=== Records to use ===

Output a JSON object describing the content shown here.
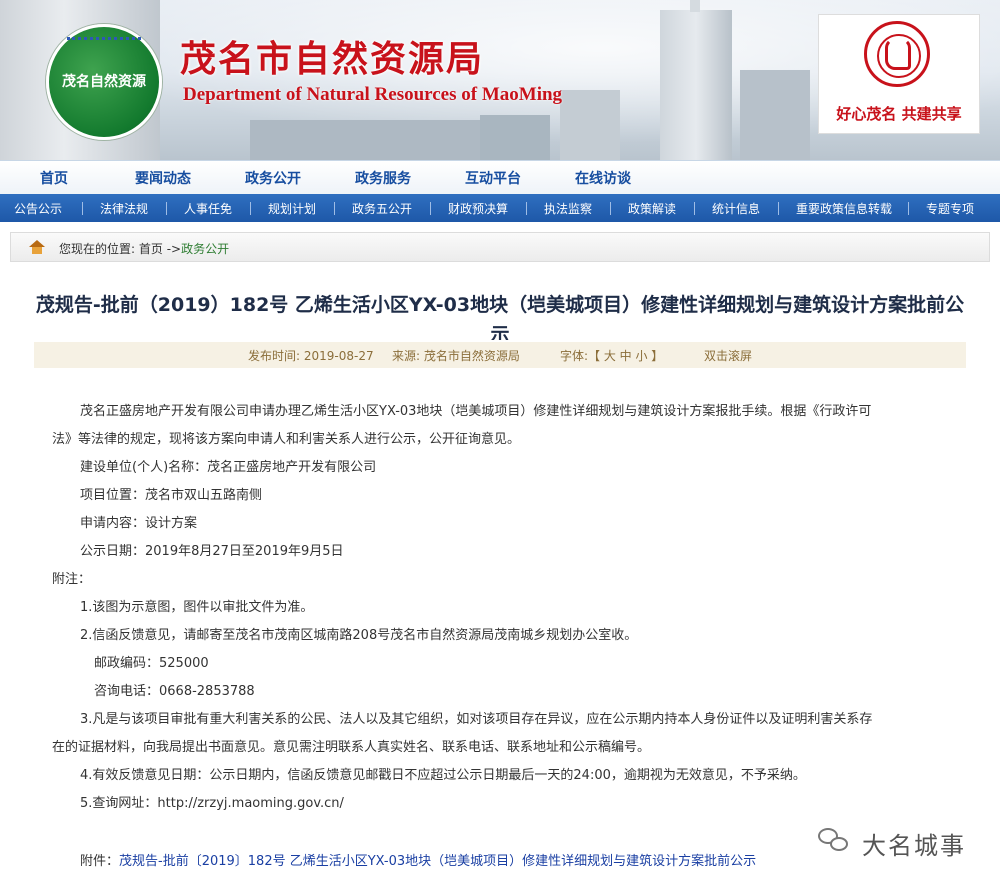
{
  "header": {
    "logo_text": "茂名自然资源",
    "title": "茂名市自然资源局",
    "subtitle": "Department of Natural Resources of MaoMing",
    "slogan": "好心茂名 共建共享"
  },
  "main_nav": [
    "首页",
    "要闻动态",
    "政务公开",
    "政务服务",
    "互动平台",
    "在线访谈"
  ],
  "sub_nav": [
    "公告公示",
    "法律法规",
    "人事任免",
    "规划计划",
    "政务五公开",
    "财政预决算",
    "执法监察",
    "政策解读",
    "统计信息",
    "重要政策信息转载",
    "专题专项"
  ],
  "breadcrumb": {
    "label": "您现在的位置: ",
    "home": "首页",
    "arrow": " ->",
    "current": "政务公开"
  },
  "article": {
    "title": "茂规告-批前（2019）182号 乙烯生活小区YX-03地块（垲美城项目）修建性详细规划与建筑设计方案批前公示",
    "meta": {
      "date": "发布时间:  2019-08-27",
      "source": "来源:  茂名市自然资源局",
      "font": "字体:【 大 中 小 】",
      "scroll": "双击滚屏"
    },
    "paragraphs": [
      "茂名正盛房地产开发有限公司申请办理乙烯生活小区YX-03地块（垲美城项目）修建性详细规划与建筑设计方案报批手续。根据《行政许可",
      "法》等法律的规定，现将该方案向申请人和利害关系人进行公示，公开征询意见。",
      "建设单位(个人)名称：茂名正盛房地产开发有限公司",
      "项目位置：茂名市双山五路南侧",
      "申请内容：设计方案",
      "公示日期：2019年8月27日至2019年9月5日",
      "附注：",
      "1.该图为示意图，图件以审批文件为准。",
      "2.信函反馈意见，请邮寄至茂名市茂南区城南路208号茂名市自然资源局茂南城乡规划办公室收。",
      "邮政编码：525000",
      "咨询电话：0668-2853788",
      "3.凡是与该项目审批有重大利害关系的公民、法人以及其它组织，如对该项目存在异议，应在公示期内持本人身份证件以及证明利害关系存",
      "在的证据材料，向我局提出书面意见。意见需注明联系人真实姓名、联系电话、联系地址和公示稿编号。",
      "4.有效反馈意见日期：公示日期内，信函反馈意见邮戳日不应超过公示日期最后一天的24:00，逾期视为无效意见，不予采纳。",
      "5.查询网址：http://zrzyj.maoming.gov.cn/"
    ],
    "attachment_label": "附件：",
    "attachment_link": "茂规告-批前〔2019〕182号 乙烯生活小区YX-03地块（垲美城项目）修建性详细规划与建筑设计方案批前公示"
  },
  "watermark": "大名城事"
}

===

**Exercise description**: Images should not appear in the copy; retype the listing above exactly.

**Correct response**:
Output a JSON object describing the content shown here.
{
  "header": {
    "logo_text": "茂名自然资源",
    "title": "茂名市自然资源局",
    "subtitle": "Department of Natural Resources of MaoMing",
    "slogan": "好心茂名 共建共享"
  },
  "main_nav": [
    "首页",
    "要闻动态",
    "政务公开",
    "政务服务",
    "互动平台",
    "在线访谈"
  ],
  "sub_nav": [
    "公告公示",
    "法律法规",
    "人事任免",
    "规划计划",
    "政务五公开",
    "财政预决算",
    "执法监察",
    "政策解读",
    "统计信息",
    "重要政策信息转载",
    "专题专项"
  ],
  "breadcrumb": {
    "label": "您现在的位置: ",
    "home": "首页",
    "arrow": " ->",
    "current": "政务公开"
  },
  "article": {
    "title": "茂规告-批前（2019）182号 乙烯生活小区YX-03地块（垲美城项目）修建性详细规划与建筑设计方案批前公示",
    "meta": {
      "date": "发布时间:  2019-08-27",
      "source": "来源:  茂名市自然资源局",
      "font": "字体:【 大 中 小 】",
      "scroll": "双击滚屏"
    },
    "paragraphs": [
      "茂名正盛房地产开发有限公司申请办理乙烯生活小区YX-03地块（垲美城项目）修建性详细规划与建筑设计方案报批手续。根据《行政许可",
      "法》等法律的规定，现将该方案向申请人和利害关系人进行公示，公开征询意见。",
      "建设单位(个人)名称：茂名正盛房地产开发有限公司",
      "项目位置：茂名市双山五路南侧",
      "申请内容：设计方案",
      "公示日期：2019年8月27日至2019年9月5日",
      "附注：",
      "1.该图为示意图，图件以审批文件为准。",
      "2.信函反馈意见，请邮寄至茂名市茂南区城南路208号茂名市自然资源局茂南城乡规划办公室收。",
      "邮政编码：525000",
      "咨询电话：0668-2853788",
      "3.凡是与该项目审批有重大利害关系的公民、法人以及其它组织，如对该项目存在异议，应在公示期内持本人身份证件以及证明利害关系存",
      "在的证据材料，向我局提出书面意见。意见需注明联系人真实姓名、联系电话、联系地址和公示稿编号。",
      "4.有效反馈意见日期：公示日期内，信函反馈意见邮戳日不应超过公示日期最后一天的24:00，逾期视为无效意见，不予采纳。",
      "5.查询网址：http://zrzyj.maoming.gov.cn/"
    ],
    "attachment_label": "附件：",
    "attachment_link": "茂规告-批前〔2019〕182号 乙烯生活小区YX-03地块（垲美城项目）修建性详细规划与建筑设计方案批前公示"
  },
  "watermark": "大名城事"
}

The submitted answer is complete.